Short task:
Please copy out, unchanged, the listing lines from the line with "y-unit-label: (mmHg): [5, 257, 63, 274]" up to and including the line with "oaas-value: 5: [762, 167, 771, 184]".

[Dataset rows]
* start *
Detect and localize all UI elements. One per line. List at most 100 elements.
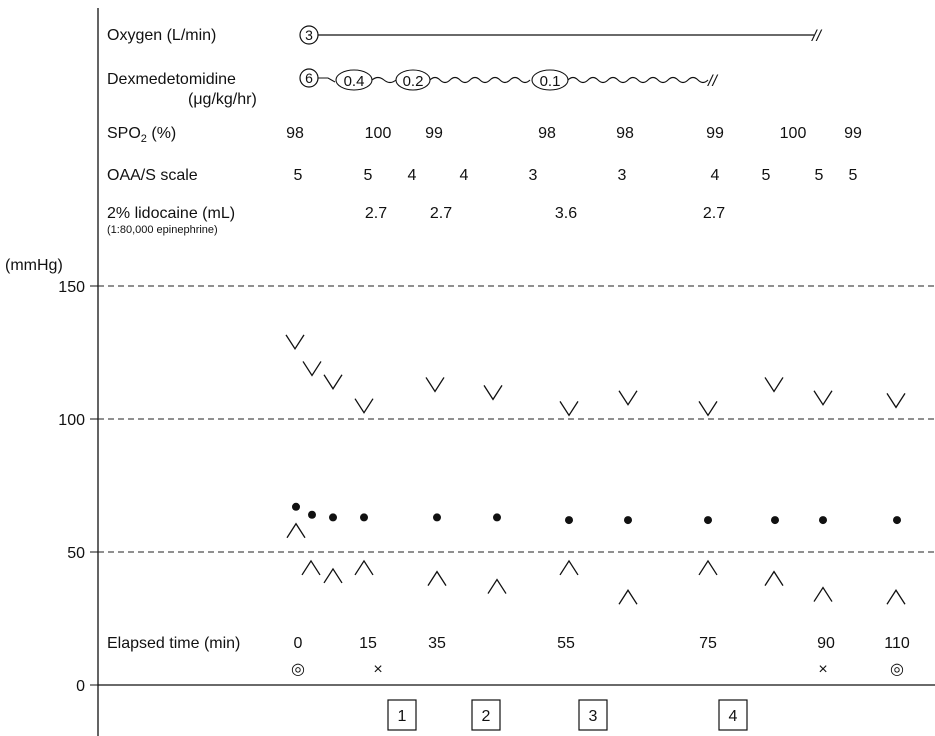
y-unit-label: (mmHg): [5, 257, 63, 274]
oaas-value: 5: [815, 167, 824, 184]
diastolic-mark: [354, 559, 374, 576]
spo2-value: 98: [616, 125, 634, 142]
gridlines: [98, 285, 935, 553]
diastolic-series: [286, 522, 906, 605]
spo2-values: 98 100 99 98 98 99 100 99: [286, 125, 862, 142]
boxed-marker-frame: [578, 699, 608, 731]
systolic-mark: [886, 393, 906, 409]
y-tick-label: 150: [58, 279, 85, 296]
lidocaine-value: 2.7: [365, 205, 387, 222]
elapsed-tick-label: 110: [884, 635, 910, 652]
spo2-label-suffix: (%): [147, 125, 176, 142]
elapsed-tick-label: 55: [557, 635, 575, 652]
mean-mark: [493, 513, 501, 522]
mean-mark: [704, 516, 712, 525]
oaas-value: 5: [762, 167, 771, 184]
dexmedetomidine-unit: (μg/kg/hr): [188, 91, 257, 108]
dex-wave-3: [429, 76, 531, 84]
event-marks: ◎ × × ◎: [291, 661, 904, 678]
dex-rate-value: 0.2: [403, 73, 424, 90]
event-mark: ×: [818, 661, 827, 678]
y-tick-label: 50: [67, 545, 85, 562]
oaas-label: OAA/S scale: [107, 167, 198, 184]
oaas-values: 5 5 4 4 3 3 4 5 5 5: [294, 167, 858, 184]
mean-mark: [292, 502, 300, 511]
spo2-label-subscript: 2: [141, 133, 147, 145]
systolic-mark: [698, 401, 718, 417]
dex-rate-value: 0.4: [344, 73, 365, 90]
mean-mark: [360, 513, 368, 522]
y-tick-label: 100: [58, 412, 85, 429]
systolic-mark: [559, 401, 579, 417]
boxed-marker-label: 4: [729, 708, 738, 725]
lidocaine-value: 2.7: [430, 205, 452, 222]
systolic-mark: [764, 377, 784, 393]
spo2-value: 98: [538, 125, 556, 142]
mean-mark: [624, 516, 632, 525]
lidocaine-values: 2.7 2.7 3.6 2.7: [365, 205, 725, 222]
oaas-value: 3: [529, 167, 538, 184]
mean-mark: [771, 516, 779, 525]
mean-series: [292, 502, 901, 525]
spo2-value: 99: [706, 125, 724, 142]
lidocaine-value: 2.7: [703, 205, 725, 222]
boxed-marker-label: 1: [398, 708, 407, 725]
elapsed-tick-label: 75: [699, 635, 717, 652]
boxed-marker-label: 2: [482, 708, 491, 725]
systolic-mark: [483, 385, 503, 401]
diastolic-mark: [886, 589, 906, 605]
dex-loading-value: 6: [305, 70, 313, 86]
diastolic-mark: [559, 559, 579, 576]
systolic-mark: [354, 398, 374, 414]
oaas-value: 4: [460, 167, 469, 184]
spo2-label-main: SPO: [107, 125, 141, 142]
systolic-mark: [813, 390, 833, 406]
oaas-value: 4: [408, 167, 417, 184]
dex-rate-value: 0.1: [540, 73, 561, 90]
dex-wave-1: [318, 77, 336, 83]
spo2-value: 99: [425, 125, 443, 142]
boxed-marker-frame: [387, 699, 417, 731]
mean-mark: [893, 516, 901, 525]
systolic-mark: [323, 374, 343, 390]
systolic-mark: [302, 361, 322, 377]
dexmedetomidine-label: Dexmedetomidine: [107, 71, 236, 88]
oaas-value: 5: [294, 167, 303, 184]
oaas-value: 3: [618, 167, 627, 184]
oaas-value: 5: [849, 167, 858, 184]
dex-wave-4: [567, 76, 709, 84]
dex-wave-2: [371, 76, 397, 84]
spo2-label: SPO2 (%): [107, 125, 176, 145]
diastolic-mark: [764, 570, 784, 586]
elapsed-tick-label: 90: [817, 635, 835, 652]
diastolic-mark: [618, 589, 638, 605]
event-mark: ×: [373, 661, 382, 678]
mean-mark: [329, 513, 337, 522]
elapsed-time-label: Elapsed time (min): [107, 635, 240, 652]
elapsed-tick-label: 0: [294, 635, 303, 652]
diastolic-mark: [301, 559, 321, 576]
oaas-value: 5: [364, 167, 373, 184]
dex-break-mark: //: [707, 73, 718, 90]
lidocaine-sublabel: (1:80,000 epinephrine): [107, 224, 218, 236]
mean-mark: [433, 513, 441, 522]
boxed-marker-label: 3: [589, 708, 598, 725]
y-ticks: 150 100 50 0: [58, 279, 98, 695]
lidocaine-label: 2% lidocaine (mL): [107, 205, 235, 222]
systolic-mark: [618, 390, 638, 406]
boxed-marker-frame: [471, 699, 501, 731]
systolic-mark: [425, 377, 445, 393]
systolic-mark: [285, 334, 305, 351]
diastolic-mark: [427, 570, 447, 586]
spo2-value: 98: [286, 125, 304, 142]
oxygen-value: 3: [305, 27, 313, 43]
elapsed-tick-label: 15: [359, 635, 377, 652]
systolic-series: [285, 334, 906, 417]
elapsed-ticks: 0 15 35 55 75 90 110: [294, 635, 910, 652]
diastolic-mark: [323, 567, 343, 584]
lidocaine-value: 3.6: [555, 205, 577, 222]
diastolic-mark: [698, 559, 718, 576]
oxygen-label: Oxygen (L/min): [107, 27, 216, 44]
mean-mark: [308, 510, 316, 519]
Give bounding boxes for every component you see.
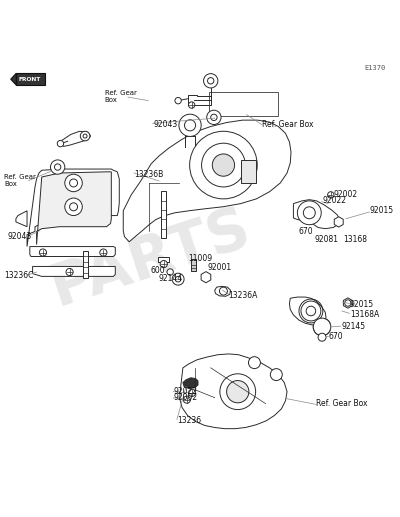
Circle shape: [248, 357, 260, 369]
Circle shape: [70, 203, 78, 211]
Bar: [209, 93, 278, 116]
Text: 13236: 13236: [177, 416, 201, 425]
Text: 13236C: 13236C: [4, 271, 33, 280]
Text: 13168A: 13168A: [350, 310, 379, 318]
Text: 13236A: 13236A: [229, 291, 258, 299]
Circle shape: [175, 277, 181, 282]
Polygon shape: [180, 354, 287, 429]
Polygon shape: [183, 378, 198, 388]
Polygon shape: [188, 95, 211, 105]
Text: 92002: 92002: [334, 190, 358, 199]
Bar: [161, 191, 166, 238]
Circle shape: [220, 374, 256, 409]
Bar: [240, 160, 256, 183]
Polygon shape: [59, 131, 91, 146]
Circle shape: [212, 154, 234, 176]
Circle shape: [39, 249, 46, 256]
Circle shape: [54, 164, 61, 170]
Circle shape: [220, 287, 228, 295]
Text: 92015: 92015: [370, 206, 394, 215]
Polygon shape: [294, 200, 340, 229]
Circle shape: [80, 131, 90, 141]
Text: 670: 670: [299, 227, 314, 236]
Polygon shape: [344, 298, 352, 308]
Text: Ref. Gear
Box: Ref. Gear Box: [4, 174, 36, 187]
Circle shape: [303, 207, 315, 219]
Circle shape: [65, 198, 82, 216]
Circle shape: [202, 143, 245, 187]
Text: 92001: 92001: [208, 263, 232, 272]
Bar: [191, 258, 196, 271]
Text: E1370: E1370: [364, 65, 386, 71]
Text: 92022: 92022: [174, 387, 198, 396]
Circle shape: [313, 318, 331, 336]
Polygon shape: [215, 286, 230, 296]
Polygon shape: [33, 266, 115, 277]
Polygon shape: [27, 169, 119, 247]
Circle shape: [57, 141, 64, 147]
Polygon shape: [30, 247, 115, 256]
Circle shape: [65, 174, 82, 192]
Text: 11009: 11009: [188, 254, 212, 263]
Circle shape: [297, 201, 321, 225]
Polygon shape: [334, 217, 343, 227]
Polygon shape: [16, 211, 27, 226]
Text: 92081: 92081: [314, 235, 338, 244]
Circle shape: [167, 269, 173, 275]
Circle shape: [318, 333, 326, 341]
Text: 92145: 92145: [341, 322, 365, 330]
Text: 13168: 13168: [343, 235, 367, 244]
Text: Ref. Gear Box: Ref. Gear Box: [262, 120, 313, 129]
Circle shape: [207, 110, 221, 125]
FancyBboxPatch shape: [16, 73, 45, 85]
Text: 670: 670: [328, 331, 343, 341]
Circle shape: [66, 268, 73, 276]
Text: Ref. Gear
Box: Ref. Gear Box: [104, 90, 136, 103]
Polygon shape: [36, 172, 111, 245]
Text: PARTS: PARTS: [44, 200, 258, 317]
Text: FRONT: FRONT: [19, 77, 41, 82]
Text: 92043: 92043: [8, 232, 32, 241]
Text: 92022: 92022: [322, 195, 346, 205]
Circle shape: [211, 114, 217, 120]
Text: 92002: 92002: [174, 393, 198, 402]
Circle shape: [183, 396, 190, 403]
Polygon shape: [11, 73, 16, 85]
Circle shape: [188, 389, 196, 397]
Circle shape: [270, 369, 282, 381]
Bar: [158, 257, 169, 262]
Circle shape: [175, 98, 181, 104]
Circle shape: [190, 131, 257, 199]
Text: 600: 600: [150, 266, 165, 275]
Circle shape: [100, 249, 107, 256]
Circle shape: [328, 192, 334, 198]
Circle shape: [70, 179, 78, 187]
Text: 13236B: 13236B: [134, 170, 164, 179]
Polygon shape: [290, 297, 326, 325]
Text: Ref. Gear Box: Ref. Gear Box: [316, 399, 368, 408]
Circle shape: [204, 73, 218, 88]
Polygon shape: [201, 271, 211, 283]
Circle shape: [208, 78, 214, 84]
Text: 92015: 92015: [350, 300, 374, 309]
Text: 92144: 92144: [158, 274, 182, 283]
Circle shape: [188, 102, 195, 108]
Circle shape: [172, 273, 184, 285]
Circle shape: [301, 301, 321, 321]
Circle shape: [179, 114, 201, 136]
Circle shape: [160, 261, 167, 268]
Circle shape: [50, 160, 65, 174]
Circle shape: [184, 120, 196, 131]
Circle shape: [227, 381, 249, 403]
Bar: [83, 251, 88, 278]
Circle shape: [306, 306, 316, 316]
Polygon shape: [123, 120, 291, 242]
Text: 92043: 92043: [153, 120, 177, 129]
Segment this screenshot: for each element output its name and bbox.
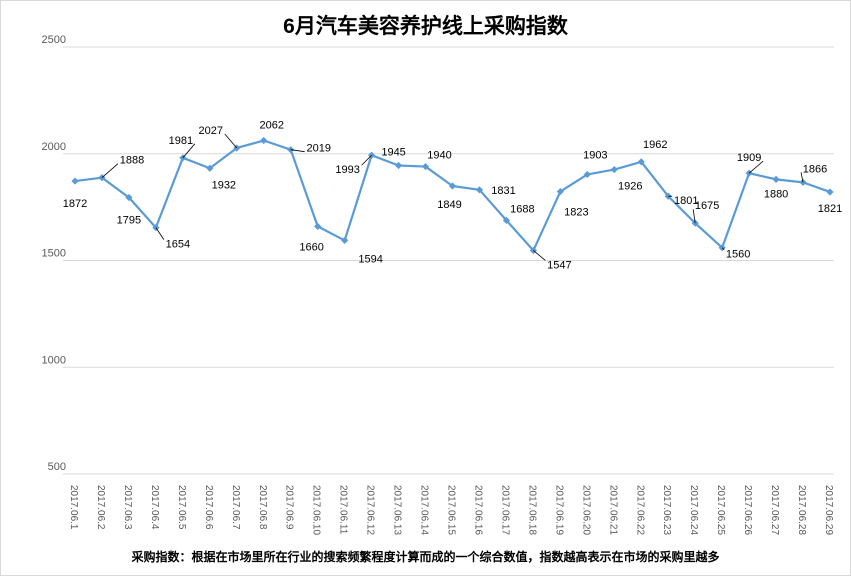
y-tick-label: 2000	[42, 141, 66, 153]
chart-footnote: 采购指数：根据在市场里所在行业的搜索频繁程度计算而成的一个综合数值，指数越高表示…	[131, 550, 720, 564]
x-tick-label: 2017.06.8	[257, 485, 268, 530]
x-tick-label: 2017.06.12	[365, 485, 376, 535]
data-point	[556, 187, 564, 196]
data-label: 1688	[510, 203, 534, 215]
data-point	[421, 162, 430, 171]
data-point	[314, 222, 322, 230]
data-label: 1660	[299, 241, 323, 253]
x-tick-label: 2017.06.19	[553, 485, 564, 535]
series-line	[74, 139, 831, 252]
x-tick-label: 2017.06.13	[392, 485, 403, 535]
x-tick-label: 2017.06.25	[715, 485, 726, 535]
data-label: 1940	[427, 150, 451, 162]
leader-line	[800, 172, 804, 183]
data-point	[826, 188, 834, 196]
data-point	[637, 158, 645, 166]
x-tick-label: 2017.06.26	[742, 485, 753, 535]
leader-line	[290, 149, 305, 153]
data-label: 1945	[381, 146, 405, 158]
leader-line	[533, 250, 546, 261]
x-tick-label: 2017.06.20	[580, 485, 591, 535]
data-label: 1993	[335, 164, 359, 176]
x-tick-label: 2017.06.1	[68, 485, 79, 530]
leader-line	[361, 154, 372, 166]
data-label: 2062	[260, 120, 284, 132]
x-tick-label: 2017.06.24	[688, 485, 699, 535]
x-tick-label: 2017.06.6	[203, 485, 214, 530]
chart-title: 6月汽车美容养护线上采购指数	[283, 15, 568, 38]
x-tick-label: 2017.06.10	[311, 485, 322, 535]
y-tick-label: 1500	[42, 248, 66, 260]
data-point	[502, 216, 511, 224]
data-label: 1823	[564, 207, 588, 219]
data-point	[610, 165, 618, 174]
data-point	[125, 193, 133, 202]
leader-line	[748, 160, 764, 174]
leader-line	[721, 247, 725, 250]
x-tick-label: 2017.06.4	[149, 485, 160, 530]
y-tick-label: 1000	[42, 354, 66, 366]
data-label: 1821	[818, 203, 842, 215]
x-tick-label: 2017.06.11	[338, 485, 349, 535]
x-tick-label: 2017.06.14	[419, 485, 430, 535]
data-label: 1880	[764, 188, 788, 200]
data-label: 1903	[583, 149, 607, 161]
* end *
Expected answer:
y-unit-label: (mmHg): [5, 257, 63, 274]
oaas-value: 5: [815, 167, 824, 184]
diastolic-mark: [354, 559, 374, 576]
spo2-value: 98: [616, 125, 634, 142]
gridlines: [98, 285, 935, 553]
diastolic-series: [286, 522, 906, 605]
spo2-values: 98 100 99 98 98 99 100 99: [286, 125, 862, 142]
boxed-marker-frame: [578, 699, 608, 731]
systolic-mark: [886, 393, 906, 409]
y-tick-label: 150: [58, 279, 85, 296]
lidocaine-value: 2.7: [365, 205, 387, 222]
elapsed-tick-label: 110: [884, 635, 910, 652]
spo2-label-suffix: (%): [147, 125, 176, 142]
elapsed-tick-label: 55: [557, 635, 575, 652]
mean-mark: [493, 513, 501, 522]
mean-mark: [704, 516, 712, 525]
oaas-value: 5: [762, 167, 771, 184]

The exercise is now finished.